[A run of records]
-- begin --

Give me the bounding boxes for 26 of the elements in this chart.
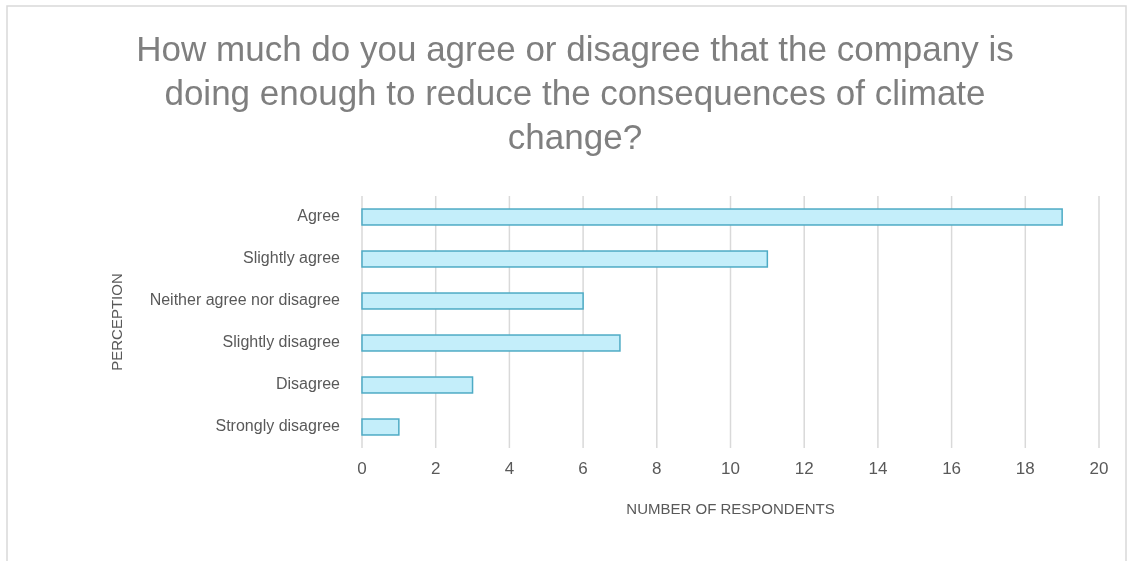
bar — [361, 376, 474, 394]
x-tick-label: 14 — [868, 459, 888, 479]
bar — [361, 292, 584, 310]
y-tick-label: Neither agree nor disagree — [149, 291, 341, 309]
y-tick-label: Disagree — [275, 375, 341, 393]
y-axis-title: PERCEPTION — [107, 273, 125, 371]
x-tick-label: 6 — [578, 459, 588, 479]
x-tick-label: 16 — [942, 459, 962, 479]
x-tick-label: 12 — [794, 459, 814, 479]
x-axis-title: NUMBER OF RESPONDENTS — [626, 499, 835, 517]
bar — [361, 334, 621, 352]
x-tick-label: 8 — [652, 459, 662, 479]
y-tick-label: Agree — [297, 207, 341, 225]
y-tick-label: Slightly agree — [243, 249, 341, 267]
bar — [361, 208, 1063, 226]
bar — [361, 418, 400, 436]
y-tick-label: Strongly disagree — [215, 417, 341, 435]
y-tick-label: Slightly disagree — [222, 333, 341, 351]
x-tick-label: 0 — [357, 459, 367, 479]
x-tick-label: 18 — [1015, 459, 1035, 479]
x-tick-label: 4 — [504, 459, 515, 479]
x-tick-label: 20 — [1089, 459, 1109, 479]
x-tick-label: 2 — [430, 459, 441, 479]
x-tick-label: 10 — [721, 459, 740, 479]
bar — [361, 250, 769, 268]
chart-title: How much do you agree or disagree that the company is doing enough to reduce the consequences of climate change? — [136, 29, 1014, 157]
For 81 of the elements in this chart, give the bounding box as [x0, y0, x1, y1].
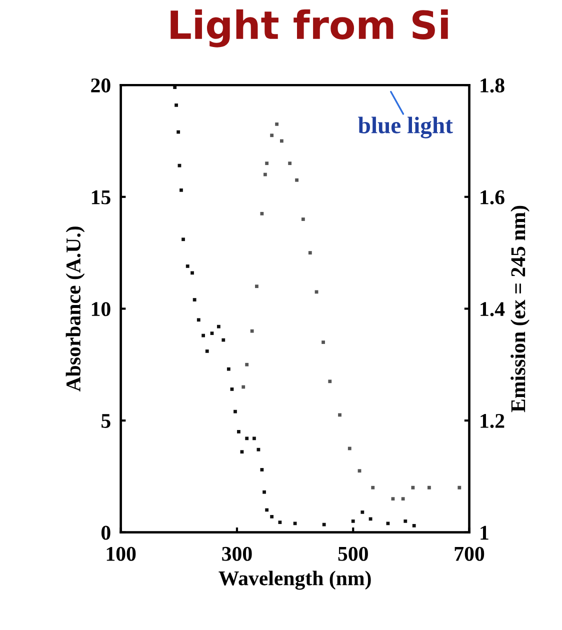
point [265, 162, 269, 166]
y2-axis-title: Emission (ex = 245 nm) [510, 206, 530, 412]
point [250, 329, 254, 333]
point [216, 324, 220, 328]
point [275, 122, 279, 126]
x-tick-label: 100 [106, 546, 136, 561]
point [222, 338, 226, 342]
point [190, 271, 194, 275]
point [205, 349, 209, 353]
point [458, 486, 462, 490]
x-tick-label: 300 [222, 546, 252, 561]
point [230, 388, 234, 391]
point [255, 284, 258, 288]
point [322, 340, 325, 344]
x-tick-label: 700 [454, 546, 484, 561]
point [295, 178, 298, 182]
point [351, 519, 355, 523]
point [178, 164, 182, 168]
x-tick-label: 500 [338, 546, 368, 561]
point [358, 469, 362, 473]
point [234, 410, 237, 414]
point [186, 264, 190, 268]
point [412, 524, 416, 528]
x-axis-title: Wavelength (nm) [218, 570, 371, 590]
point [293, 522, 297, 526]
point [322, 522, 326, 526]
y-tick-label: 10 [92, 302, 110, 316]
y-axis-title: Absorbance (A.U.) [66, 226, 85, 392]
point [328, 380, 332, 384]
y-tick-label: 0 [101, 526, 110, 540]
point [192, 298, 196, 302]
point [256, 448, 260, 452]
y-tick-label: 15 [92, 190, 110, 204]
y2-tick-label: 1 [480, 526, 488, 540]
point [252, 436, 256, 440]
point [210, 332, 214, 335]
point [176, 130, 180, 134]
point [348, 446, 352, 450]
point [301, 218, 305, 221]
point [401, 497, 405, 501]
point [391, 497, 395, 501]
point [265, 508, 269, 512]
point [260, 212, 264, 216]
point [260, 468, 264, 472]
point [264, 172, 267, 176]
y-tick-label: 20 [91, 78, 110, 92]
point [360, 510, 364, 514]
point [411, 486, 415, 490]
point [180, 188, 183, 192]
point [245, 436, 249, 440]
point [240, 450, 244, 454]
point [173, 86, 177, 89]
point [270, 134, 274, 138]
point [174, 103, 178, 107]
point [182, 238, 185, 242]
point [262, 490, 266, 494]
point [371, 486, 375, 490]
point [428, 486, 431, 490]
annotation: blue light [358, 116, 453, 138]
chart-title: Light from Si [170, 9, 448, 48]
point [278, 520, 282, 524]
point [226, 367, 230, 371]
point [270, 514, 274, 518]
point [288, 162, 292, 166]
point [202, 334, 205, 338]
point [368, 517, 372, 521]
point [237, 430, 240, 434]
point [196, 318, 200, 322]
point [338, 413, 342, 417]
point [386, 522, 390, 526]
point [404, 519, 408, 523]
y2-tick-label: 1.8 [480, 78, 504, 93]
point [308, 251, 312, 254]
point [280, 139, 284, 143]
point [245, 362, 249, 366]
y2-tick-label: 1.6 [480, 190, 504, 204]
y2-tick-label: 1.4 [480, 302, 505, 316]
y2-tick-label: 1.2 [480, 414, 504, 428]
y-tick-label: 5 [102, 414, 110, 428]
point [314, 290, 318, 294]
point [242, 385, 246, 389]
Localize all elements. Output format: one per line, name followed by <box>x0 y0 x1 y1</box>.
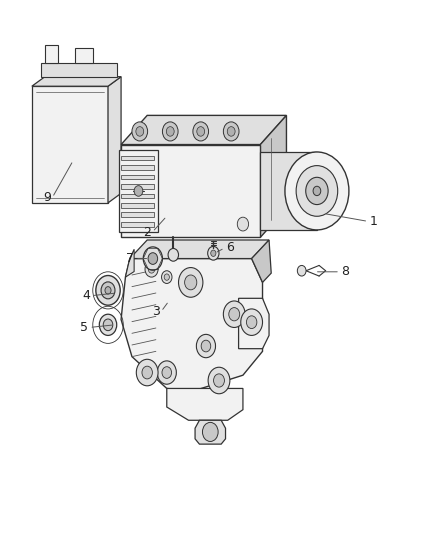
Circle shape <box>306 177 328 205</box>
Circle shape <box>105 287 111 294</box>
Polygon shape <box>121 115 286 144</box>
Polygon shape <box>125 249 134 277</box>
Polygon shape <box>121 203 154 208</box>
Text: 8: 8 <box>341 265 349 278</box>
Circle shape <box>223 122 239 141</box>
Circle shape <box>142 366 152 379</box>
Text: 7: 7 <box>126 252 134 265</box>
Circle shape <box>197 127 205 136</box>
Text: 3: 3 <box>152 305 160 318</box>
Circle shape <box>168 248 179 261</box>
Polygon shape <box>195 420 226 444</box>
Circle shape <box>103 319 113 330</box>
Polygon shape <box>252 240 271 282</box>
Circle shape <box>179 268 203 297</box>
Circle shape <box>193 122 208 141</box>
Circle shape <box>223 301 245 327</box>
Circle shape <box>133 217 144 231</box>
Polygon shape <box>108 77 121 203</box>
Polygon shape <box>121 165 154 170</box>
Circle shape <box>162 271 172 284</box>
Circle shape <box>208 367 230 394</box>
Circle shape <box>202 422 218 441</box>
Polygon shape <box>121 156 154 160</box>
Circle shape <box>313 186 321 196</box>
Circle shape <box>136 359 158 386</box>
Circle shape <box>99 314 117 335</box>
Circle shape <box>162 122 178 141</box>
Text: 1: 1 <box>370 215 378 228</box>
Circle shape <box>148 253 158 264</box>
Polygon shape <box>167 389 243 420</box>
Circle shape <box>214 374 224 387</box>
Text: 6: 6 <box>226 241 234 254</box>
Circle shape <box>134 185 143 196</box>
Circle shape <box>229 308 240 321</box>
Polygon shape <box>260 152 317 230</box>
Polygon shape <box>121 184 154 189</box>
Polygon shape <box>121 222 154 227</box>
Circle shape <box>145 261 158 277</box>
Circle shape <box>297 265 306 276</box>
Circle shape <box>148 265 155 273</box>
Polygon shape <box>260 115 286 237</box>
Circle shape <box>211 250 216 256</box>
Circle shape <box>143 247 162 270</box>
Polygon shape <box>119 150 158 232</box>
Circle shape <box>96 276 120 305</box>
Polygon shape <box>32 77 121 86</box>
Circle shape <box>157 361 177 384</box>
Text: 2: 2 <box>143 225 151 239</box>
Circle shape <box>208 246 219 260</box>
Polygon shape <box>41 63 117 77</box>
Circle shape <box>227 127 235 136</box>
Polygon shape <box>121 144 260 237</box>
Circle shape <box>285 152 349 230</box>
Circle shape <box>247 316 257 328</box>
Circle shape <box>166 127 174 136</box>
Polygon shape <box>32 86 108 203</box>
Circle shape <box>101 282 115 299</box>
Circle shape <box>136 127 144 136</box>
Polygon shape <box>121 213 154 217</box>
Polygon shape <box>75 47 93 63</box>
Text: 9: 9 <box>43 191 51 204</box>
Polygon shape <box>130 240 269 259</box>
Circle shape <box>296 166 338 216</box>
Circle shape <box>133 151 144 165</box>
Polygon shape <box>121 193 154 198</box>
Circle shape <box>162 367 172 378</box>
Text: 5: 5 <box>80 321 88 334</box>
Polygon shape <box>121 175 154 180</box>
Polygon shape <box>45 45 58 63</box>
Polygon shape <box>121 259 262 391</box>
Circle shape <box>237 217 249 231</box>
Text: 4: 4 <box>82 289 90 302</box>
Circle shape <box>201 340 211 352</box>
Circle shape <box>196 334 215 358</box>
Circle shape <box>241 309 262 335</box>
Circle shape <box>185 275 197 290</box>
Circle shape <box>164 274 170 280</box>
Circle shape <box>132 122 148 141</box>
Polygon shape <box>239 298 269 349</box>
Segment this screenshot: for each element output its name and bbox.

-- end --

**TASK BRIEF**
Write out the lines of the data between the line holding "point [265, 162, 269, 166]" and the line holding "point [322, 522, 326, 526]", inclusive, with nothing changed.

**TASK OUTPUT**
point [265, 162, 269, 166]
y2-axis-title: Emission (ex = 245 nm) [510, 206, 530, 412]
point [250, 329, 254, 333]
point [216, 324, 220, 328]
point [275, 122, 279, 126]
x-tick-label: 100 [106, 546, 136, 561]
point [222, 338, 226, 342]
point [190, 271, 194, 275]
point [205, 349, 209, 353]
point [458, 486, 462, 490]
x-tick-label: 300 [222, 546, 252, 561]
point [230, 388, 234, 391]
point [255, 284, 258, 288]
point [322, 340, 325, 344]
x-tick-label: 700 [454, 546, 484, 561]
point [295, 178, 298, 182]
point [351, 519, 355, 523]
point [178, 164, 182, 168]
x-tick-label: 500 [338, 546, 368, 561]
point [358, 469, 362, 473]
point [234, 410, 237, 414]
point [186, 264, 190, 268]
point [412, 524, 416, 528]
x-axis-title: Wavelength (nm) [218, 570, 371, 590]
point [293, 522, 297, 526]
point [322, 522, 326, 526]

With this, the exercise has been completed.